▸ EXERCISE REQUIREMENTS
Repeat the line that contains "Extract all readable text from this page." and all lines after it through the end, exactly as they are, minus the pictures.
**** INFORMATION SHOWN
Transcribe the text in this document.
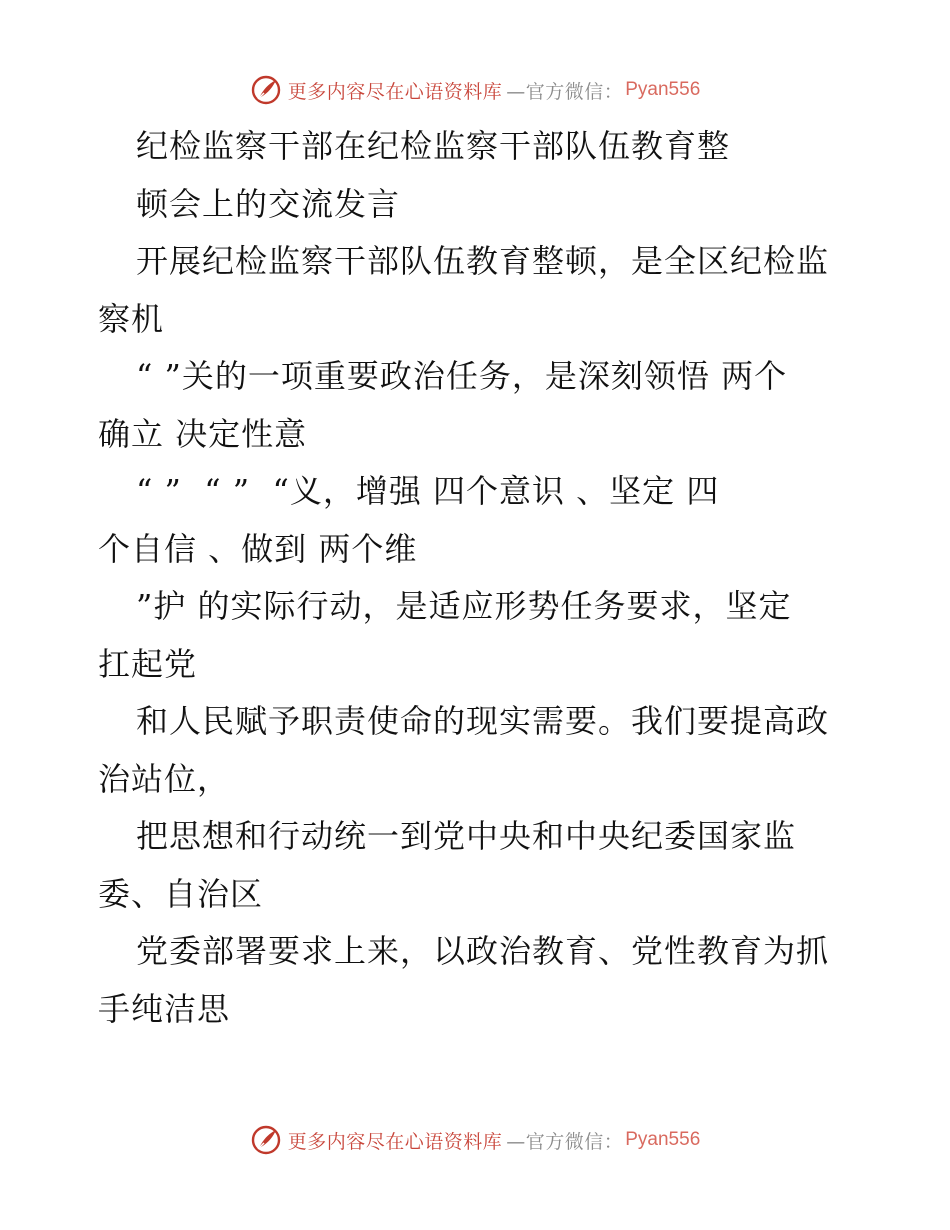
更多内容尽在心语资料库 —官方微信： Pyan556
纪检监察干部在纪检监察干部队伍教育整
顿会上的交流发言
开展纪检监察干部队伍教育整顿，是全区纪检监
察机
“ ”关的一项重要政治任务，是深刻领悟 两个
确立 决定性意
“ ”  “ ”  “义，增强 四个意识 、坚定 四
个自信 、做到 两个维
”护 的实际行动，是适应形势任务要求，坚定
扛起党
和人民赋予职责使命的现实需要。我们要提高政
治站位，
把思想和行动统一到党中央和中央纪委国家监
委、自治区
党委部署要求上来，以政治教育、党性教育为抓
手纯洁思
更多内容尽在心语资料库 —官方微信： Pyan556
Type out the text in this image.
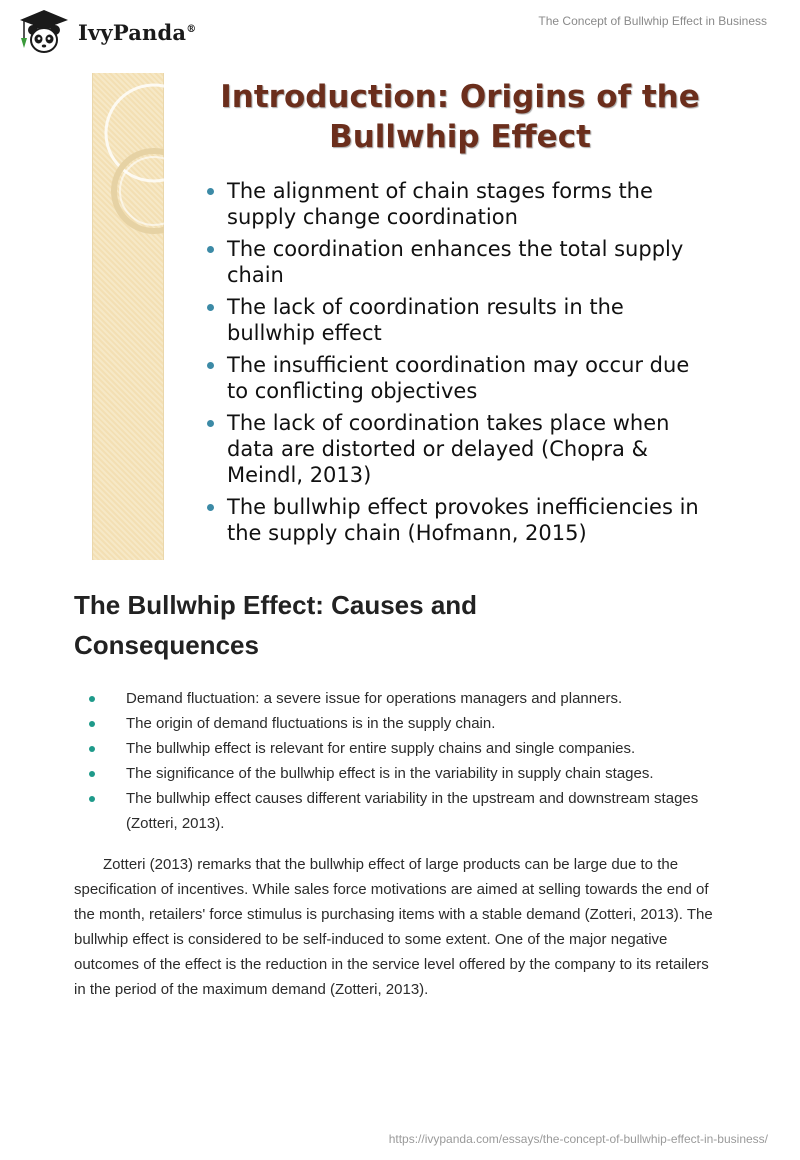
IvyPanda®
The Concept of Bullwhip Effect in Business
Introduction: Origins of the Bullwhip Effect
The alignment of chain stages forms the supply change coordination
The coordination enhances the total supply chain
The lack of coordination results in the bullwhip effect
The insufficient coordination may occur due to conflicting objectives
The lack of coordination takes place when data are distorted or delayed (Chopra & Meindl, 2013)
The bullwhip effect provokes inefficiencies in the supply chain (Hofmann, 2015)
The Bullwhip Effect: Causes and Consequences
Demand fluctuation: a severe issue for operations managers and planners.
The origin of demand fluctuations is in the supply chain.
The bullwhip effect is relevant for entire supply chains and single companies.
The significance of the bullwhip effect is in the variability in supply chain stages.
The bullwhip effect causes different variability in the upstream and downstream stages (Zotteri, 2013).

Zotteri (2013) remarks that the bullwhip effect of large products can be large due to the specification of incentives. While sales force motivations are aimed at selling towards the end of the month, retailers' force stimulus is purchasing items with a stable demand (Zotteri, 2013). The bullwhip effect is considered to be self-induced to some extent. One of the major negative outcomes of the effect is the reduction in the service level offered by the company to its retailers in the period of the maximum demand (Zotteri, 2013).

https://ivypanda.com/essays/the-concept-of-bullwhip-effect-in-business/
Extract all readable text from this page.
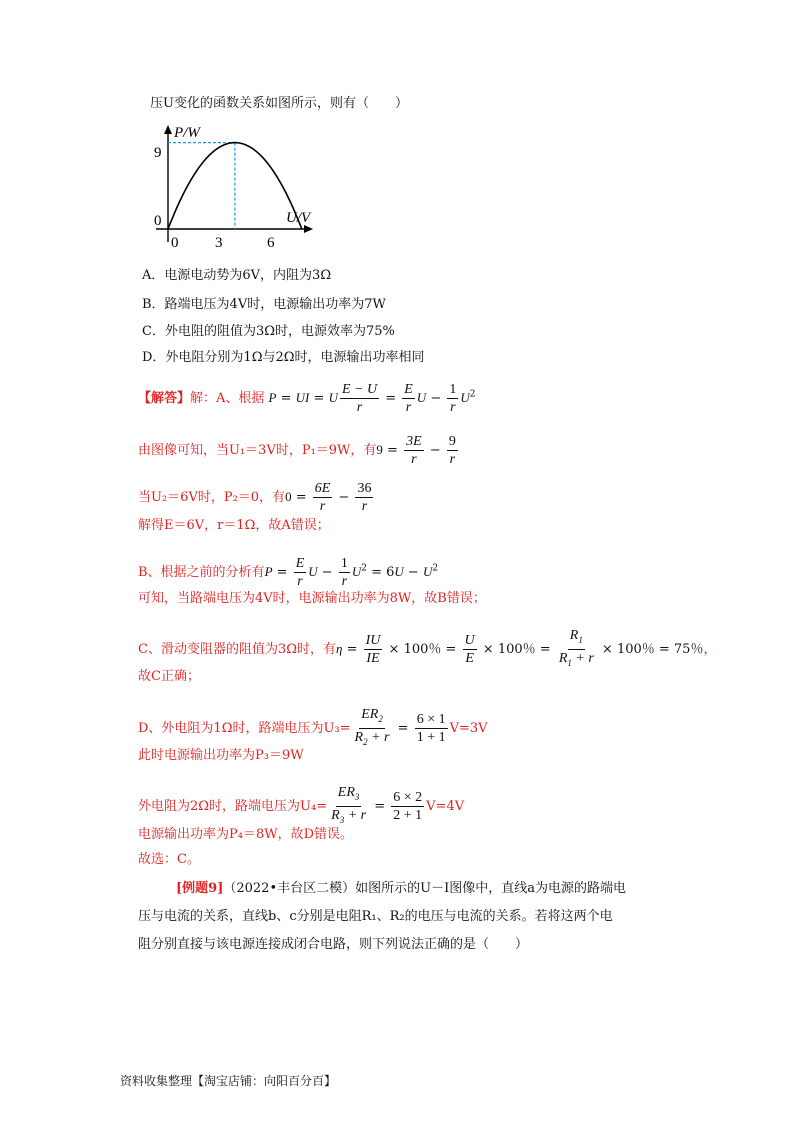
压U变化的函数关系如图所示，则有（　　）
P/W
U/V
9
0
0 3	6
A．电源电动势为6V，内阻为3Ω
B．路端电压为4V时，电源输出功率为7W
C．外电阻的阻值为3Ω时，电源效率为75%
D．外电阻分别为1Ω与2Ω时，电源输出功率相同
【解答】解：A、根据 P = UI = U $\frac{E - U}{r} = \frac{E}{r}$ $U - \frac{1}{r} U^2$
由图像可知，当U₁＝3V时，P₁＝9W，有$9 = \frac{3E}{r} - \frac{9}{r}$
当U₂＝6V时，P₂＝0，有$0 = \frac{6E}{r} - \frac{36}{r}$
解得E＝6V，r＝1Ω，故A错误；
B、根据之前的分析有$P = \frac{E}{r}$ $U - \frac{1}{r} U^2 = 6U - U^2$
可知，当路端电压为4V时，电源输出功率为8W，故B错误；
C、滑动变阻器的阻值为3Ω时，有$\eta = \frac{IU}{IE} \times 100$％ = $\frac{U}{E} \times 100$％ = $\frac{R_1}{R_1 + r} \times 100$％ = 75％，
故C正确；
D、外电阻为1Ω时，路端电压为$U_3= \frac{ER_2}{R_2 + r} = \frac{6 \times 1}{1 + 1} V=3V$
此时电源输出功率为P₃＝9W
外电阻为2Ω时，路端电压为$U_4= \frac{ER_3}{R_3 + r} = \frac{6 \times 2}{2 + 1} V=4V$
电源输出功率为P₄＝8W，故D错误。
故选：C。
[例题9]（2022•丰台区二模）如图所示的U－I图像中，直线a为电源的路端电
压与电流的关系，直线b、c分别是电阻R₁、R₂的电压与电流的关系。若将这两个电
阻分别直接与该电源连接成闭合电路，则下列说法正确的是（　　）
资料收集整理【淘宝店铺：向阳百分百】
********
▸ TASK OUTPUT
Extract all readable text from this page.
压U变化的函数关系如图所示，则有（　　）
P/W
U/V
9
0
0 3	6
A．电源电动势为6V，内阻为3Ω
B．路端电压为4V时，电源输出功率为7W
C．外电阻的阻值为3Ω时，电源效率为75%
D．外电阻分别为1Ω与2Ω时，电源输出功率相同
【解答】解：A、根据 P = UI = U $\frac{E - U}{r} = \frac{E}{r}$ $U - \frac{1}{r} U^2$
由图像可知，当U₁＝3V时，P₁＝9W，有$9 = \frac{3E}{r} - \frac{9}{r}$
当U₂＝6V时，P₂＝0，有$0 = \frac{6E}{r} - \frac{36}{r}$
解得E＝6V，r＝1Ω，故A错误；
B、根据之前的分析有$P = \frac{E}{r}$ $U - \frac{1}{r} U^2 = 6U - U^2$
可知，当路端电压为4V时，电源输出功率为8W，故B错误；
C、滑动变阻器的阻值为3Ω时，有$\eta = \frac{IU}{IE} \times 100$％ = $\frac{U}{E} \times 100$％ = $\frac{R_1}{R_1 + r} \times 100$％ = 75％，
故C正确；
D、外电阻为1Ω时，路端电压为$U_3= \frac{ER_2}{R_2 + r} = \frac{6 \times 1}{1 + 1} V=3V$
此时电源输出功率为P₃＝9W
外电阻为2Ω时，路端电压为$U_4= \frac{ER_3}{R_3 + r} = \frac{6 \times 2}{2 + 1} V=4V$
电源输出功率为P₄＝8W，故D错误。
故选：C。
[例题9]（2022•丰台区二模）如图所示的U－I图像中，直线a为电源的路端电
压与电流的关系，直线b、c分别是电阻R₁、R₂的电压与电流的关系。若将这两个电
阻分别直接与该电源连接成闭合电路，则下列说法正确的是（　　）
资料收集整理【淘宝店铺：向阳百分百】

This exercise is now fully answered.